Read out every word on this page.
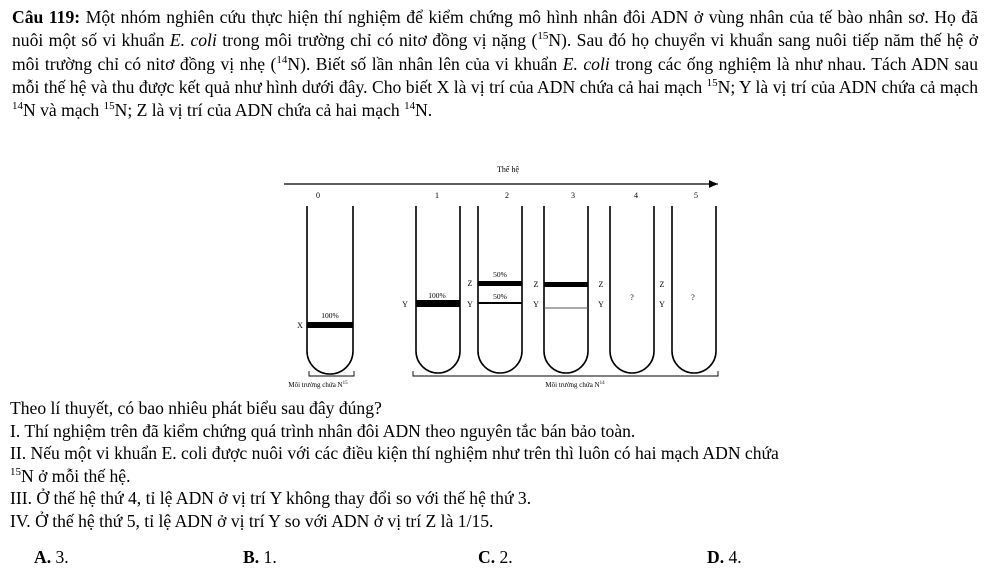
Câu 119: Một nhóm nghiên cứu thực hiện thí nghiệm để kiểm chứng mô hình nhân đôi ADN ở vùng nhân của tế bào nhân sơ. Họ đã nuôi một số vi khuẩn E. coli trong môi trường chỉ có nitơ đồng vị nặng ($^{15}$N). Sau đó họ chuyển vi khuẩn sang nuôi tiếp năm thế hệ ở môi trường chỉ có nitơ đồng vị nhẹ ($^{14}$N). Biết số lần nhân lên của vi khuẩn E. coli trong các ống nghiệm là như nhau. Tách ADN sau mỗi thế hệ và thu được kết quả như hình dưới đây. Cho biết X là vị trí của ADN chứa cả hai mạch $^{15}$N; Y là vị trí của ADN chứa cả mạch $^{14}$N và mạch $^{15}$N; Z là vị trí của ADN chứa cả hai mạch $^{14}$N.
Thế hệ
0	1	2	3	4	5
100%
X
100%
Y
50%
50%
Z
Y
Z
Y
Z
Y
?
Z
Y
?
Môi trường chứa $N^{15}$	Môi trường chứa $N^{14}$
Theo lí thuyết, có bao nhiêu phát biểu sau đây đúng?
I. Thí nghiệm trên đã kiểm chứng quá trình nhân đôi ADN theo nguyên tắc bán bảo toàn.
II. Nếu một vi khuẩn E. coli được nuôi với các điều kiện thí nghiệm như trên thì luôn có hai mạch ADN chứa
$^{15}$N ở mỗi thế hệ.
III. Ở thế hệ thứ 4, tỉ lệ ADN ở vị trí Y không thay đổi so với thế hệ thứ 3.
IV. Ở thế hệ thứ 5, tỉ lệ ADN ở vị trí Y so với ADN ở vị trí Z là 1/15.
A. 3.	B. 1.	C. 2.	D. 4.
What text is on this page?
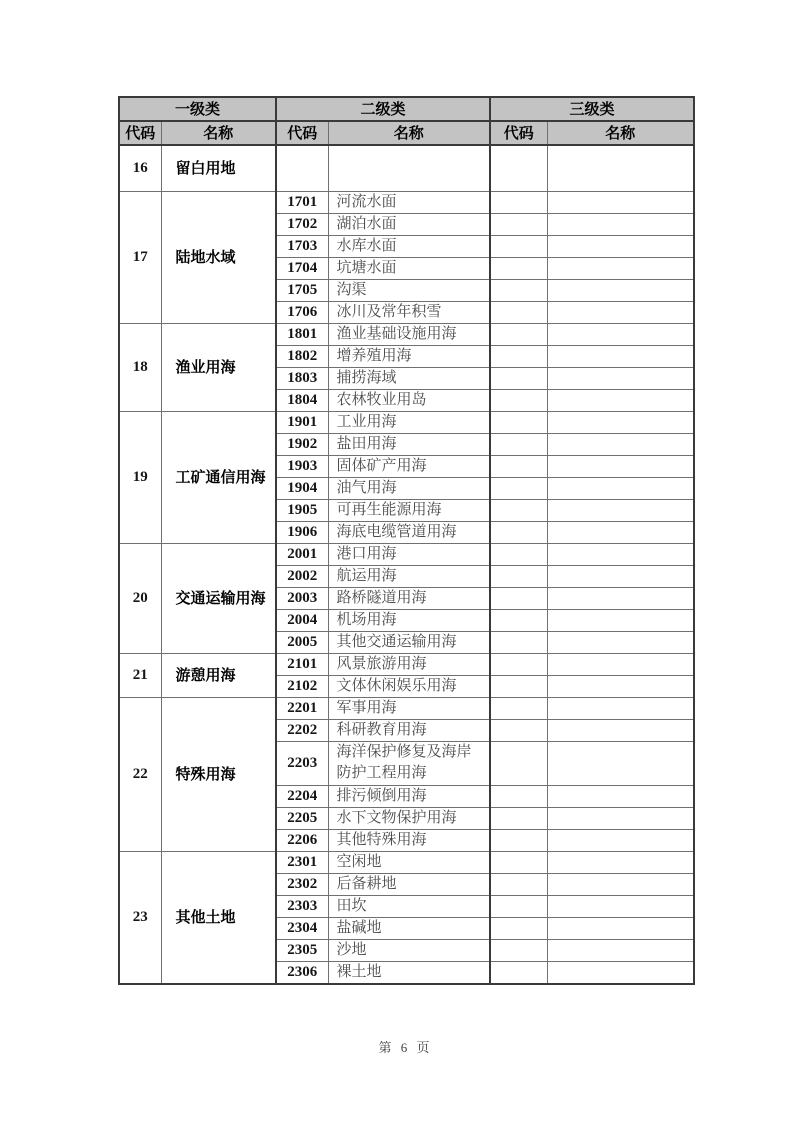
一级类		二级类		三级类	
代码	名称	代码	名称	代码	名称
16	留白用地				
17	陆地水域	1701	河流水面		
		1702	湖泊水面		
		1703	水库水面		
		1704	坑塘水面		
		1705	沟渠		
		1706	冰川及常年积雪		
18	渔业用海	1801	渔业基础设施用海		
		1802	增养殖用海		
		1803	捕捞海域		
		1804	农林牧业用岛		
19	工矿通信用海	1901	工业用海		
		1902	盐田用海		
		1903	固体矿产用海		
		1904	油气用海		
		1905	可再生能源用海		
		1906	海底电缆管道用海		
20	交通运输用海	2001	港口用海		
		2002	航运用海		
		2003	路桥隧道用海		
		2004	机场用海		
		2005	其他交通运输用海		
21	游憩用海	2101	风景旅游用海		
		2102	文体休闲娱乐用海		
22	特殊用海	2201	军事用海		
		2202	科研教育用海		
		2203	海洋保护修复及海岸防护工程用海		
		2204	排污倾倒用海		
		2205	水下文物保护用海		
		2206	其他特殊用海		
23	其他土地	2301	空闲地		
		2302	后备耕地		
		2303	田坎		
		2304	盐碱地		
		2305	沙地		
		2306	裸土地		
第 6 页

● Stated task: Search the entries for the word "khuẩn", then gather every line that has it.

● Finished exercise:
Câu 119: Một nhóm nghiên cứu thực hiện thí nghiệm để kiểm chứng mô hình nhân đôi ADN ở vùng nhân của tế bào nhân sơ. Họ đã nuôi một số vi khuẩn E. coli trong môi trường chỉ có nitơ đồng vị nặng ($^{15}$N). Sau đó họ chuyển vi khuẩn sang nuôi tiếp năm thế hệ ở môi trường chỉ có nitơ đồng vị nhẹ ($^{14}$N). Biết số lần nhân lên của vi khuẩn E. coli trong các ống nghiệm là như nhau. Tách ADN sau mỗi thế hệ và thu được kết quả như hình dưới đây. Cho biết X là vị trí của ADN chứa cả hai mạch $^{15}$N; Y là vị trí của ADN chứa cả mạch $^{14}$N và mạch $^{15}$N; Z là vị trí của ADN chứa cả hai mạch $^{14}$N.
II. Nếu một vi khuẩn E. coli được nuôi với các điều kiện thí nghiệm như trên thì luôn có hai mạch ADN chứa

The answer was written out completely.